▸ **Exercise requirements**:
A - Quote the barge injury appeal passage starting at "This is an appeal" and ending at "order for judgment.".
B - Using the barge injury appeal passage, say whether each statement agrees with it, and give yes or no with the deciding words quoted exactly: (i) The plaintiff was 42 years old when the accident happened. (ii) The injury occurred during daytime. (iii) The barge was docked at the Marine Leasing pier in Omaha when the plaintiff fell.

This is an appeal by defendants from an order of the district court denying their motion for a new trial or for amended findings of fact, conclusions of law, and order for judgment.

The case arose out of injuries suffered by plaintiff, John Sorenson, who was 42 years old at the time of the accident. He was then president and principal officer of, and employed by, S & T Corporation (hereinafter S & T), a Nebraska general contractor whose primary activity was demolishing buildings and hauling dirt in the Omaha area. Defendant Cargo Carriers, Incorporated (Cargo Carriers) is engaged in the operation of barges on inland waterways of the United States and is a subsidiary of defendant Cargill, Incorporated (Cargill) ,

Plaintiff was injured on May 1, 1963, when he fell between hatch covers 2 and 3 on defendants’ barge M-30 while it was docked at the Marine Leasing pier in Omaha, Nebraska. The injury occurred at night during an unloading operation when the area was well lighted, specifically for the purpose of night work. The unloading was being performed by the stevedoring contractor, White Excavating, audits subcontractor, S & T, whose function was to do the trucking of the bulk salt after it was unloaded from the barge. Gerald White of White Excavating was supervising the unloading.

▸ **Provided records**:
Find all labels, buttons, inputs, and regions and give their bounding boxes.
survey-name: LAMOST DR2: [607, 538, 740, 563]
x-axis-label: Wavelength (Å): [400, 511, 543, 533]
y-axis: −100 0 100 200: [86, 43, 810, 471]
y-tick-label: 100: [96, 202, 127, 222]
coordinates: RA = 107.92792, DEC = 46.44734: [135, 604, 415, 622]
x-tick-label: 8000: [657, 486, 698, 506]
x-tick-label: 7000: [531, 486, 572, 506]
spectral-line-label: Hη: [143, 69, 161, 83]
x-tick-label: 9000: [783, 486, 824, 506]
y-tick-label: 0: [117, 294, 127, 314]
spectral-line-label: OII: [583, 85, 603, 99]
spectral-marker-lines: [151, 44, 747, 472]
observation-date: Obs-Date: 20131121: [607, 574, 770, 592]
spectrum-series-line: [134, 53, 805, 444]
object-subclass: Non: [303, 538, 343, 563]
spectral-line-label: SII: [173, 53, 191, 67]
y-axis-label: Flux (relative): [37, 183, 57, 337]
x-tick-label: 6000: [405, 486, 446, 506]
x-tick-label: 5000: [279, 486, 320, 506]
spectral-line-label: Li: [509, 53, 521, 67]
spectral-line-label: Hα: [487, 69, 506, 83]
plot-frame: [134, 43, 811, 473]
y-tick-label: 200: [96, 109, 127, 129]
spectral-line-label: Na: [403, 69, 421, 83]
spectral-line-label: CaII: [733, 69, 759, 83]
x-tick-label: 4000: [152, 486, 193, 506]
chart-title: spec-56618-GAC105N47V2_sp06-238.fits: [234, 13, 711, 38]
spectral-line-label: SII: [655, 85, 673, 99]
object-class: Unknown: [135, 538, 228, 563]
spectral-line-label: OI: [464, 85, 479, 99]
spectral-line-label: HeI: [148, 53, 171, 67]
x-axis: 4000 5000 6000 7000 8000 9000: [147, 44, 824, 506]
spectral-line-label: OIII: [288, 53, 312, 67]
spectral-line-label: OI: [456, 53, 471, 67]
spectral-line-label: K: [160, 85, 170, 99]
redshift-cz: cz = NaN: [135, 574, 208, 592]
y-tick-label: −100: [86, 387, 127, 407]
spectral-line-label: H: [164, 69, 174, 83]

▸ **Numbered responses**:
A -
This is an appeal by defendants from an order of the district court denying their motion for a new trial or for amended findings of fact, conclusions of law, and order for judgment.

B -
(i) Yes: "who was 42 years old at the time of the accident"
(ii) No: "The injury occurred at night during an unloading operation"
(iii) Yes: "while it was docked at the Marine Leasing pier in Omaha, Nebraska"